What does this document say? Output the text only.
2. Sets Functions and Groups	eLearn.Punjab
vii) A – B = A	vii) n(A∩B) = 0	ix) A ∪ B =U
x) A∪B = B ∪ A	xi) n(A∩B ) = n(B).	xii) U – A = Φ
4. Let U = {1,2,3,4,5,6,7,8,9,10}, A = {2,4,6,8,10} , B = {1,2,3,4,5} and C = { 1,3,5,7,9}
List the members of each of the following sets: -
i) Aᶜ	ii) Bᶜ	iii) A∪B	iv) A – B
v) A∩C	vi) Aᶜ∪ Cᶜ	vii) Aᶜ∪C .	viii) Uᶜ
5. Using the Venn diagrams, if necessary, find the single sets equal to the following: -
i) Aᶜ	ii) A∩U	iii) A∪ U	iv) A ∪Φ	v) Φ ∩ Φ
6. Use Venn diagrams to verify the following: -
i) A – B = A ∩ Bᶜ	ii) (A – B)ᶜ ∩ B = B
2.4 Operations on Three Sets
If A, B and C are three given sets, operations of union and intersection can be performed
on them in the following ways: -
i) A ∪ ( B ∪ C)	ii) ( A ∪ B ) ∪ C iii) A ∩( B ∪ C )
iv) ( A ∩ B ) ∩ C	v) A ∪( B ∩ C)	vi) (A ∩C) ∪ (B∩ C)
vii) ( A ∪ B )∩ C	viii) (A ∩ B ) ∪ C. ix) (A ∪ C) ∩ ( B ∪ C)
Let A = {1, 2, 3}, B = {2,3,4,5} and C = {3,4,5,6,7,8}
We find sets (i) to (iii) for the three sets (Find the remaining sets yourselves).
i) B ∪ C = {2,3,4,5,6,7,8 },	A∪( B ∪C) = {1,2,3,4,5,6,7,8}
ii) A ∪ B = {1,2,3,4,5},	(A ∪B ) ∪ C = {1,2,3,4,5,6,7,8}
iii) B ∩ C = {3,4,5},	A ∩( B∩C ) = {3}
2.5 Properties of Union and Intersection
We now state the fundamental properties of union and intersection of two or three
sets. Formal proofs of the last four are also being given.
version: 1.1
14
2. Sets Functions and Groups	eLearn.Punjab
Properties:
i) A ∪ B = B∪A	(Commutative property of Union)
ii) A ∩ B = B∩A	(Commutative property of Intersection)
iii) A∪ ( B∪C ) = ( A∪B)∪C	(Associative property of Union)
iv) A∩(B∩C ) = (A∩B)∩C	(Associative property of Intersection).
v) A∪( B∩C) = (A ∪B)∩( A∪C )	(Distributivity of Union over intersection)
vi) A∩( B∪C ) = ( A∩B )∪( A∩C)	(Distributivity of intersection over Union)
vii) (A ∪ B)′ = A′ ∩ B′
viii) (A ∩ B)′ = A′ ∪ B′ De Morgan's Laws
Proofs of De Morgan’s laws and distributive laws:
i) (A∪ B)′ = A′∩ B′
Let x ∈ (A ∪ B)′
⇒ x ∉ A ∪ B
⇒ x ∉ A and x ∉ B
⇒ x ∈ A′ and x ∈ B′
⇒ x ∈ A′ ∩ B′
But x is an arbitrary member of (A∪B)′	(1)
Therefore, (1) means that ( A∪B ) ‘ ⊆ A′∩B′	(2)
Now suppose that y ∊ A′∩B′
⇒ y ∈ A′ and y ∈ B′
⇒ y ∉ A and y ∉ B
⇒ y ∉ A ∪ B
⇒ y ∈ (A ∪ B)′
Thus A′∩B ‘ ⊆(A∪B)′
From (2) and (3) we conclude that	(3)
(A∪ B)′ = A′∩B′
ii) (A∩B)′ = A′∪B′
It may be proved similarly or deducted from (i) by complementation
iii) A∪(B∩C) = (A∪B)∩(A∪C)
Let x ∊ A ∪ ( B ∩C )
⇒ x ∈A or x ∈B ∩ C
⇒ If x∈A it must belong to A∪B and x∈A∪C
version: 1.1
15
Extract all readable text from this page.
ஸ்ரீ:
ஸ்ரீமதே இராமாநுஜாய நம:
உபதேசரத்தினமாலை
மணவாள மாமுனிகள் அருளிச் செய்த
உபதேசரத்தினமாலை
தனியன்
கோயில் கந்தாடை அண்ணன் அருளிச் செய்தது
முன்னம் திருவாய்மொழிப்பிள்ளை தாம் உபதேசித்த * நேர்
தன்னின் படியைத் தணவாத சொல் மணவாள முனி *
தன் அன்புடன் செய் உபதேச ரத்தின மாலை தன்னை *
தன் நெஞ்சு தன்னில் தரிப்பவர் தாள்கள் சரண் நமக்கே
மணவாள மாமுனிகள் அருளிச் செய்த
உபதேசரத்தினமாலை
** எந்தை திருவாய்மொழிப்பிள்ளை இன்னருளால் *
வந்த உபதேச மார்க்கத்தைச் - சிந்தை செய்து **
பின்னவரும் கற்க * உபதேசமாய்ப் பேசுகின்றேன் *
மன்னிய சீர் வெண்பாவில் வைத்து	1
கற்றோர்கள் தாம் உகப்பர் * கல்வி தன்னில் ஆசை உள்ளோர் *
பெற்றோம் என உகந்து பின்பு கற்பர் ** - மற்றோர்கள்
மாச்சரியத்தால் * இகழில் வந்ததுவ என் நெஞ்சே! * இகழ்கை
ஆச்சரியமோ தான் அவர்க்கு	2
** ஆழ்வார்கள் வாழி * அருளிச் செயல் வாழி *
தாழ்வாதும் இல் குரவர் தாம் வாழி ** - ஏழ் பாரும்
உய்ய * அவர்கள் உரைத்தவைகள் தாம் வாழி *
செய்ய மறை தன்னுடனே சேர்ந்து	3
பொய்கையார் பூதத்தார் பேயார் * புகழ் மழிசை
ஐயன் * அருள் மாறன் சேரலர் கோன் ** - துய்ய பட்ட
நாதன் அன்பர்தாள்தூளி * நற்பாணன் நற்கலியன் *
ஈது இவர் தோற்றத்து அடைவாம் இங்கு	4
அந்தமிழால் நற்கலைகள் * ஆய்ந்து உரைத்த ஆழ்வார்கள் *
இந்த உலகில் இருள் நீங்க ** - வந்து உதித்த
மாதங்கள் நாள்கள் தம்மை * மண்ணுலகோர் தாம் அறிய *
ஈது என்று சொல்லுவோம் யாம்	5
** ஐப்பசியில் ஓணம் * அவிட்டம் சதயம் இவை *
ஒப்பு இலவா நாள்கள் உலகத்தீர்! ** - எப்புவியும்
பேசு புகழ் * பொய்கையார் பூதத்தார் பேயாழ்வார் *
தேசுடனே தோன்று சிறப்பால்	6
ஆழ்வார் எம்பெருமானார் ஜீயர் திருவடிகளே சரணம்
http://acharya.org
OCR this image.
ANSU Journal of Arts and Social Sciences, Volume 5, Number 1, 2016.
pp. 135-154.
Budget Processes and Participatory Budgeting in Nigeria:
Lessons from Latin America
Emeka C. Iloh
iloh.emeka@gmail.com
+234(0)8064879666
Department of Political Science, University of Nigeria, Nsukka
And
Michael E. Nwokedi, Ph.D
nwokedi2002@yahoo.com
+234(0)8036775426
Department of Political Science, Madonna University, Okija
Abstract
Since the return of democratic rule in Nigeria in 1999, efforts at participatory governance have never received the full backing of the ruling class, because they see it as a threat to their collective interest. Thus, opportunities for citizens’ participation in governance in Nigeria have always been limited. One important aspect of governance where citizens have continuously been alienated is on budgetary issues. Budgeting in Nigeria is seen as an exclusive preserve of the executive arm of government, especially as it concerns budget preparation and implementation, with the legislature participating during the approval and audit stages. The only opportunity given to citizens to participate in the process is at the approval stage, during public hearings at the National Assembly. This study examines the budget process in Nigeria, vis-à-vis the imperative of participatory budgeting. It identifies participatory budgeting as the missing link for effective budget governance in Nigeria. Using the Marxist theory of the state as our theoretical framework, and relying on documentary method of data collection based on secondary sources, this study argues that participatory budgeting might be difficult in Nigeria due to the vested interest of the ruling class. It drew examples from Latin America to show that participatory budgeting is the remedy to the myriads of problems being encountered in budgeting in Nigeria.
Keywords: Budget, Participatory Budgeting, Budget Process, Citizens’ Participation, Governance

-------------------------

**Objective:**
Search the records for the word "text" and copy every line where it occurs.

**Expected answer:**
What does this document say? Output the text only.
Extract all readable text from this page.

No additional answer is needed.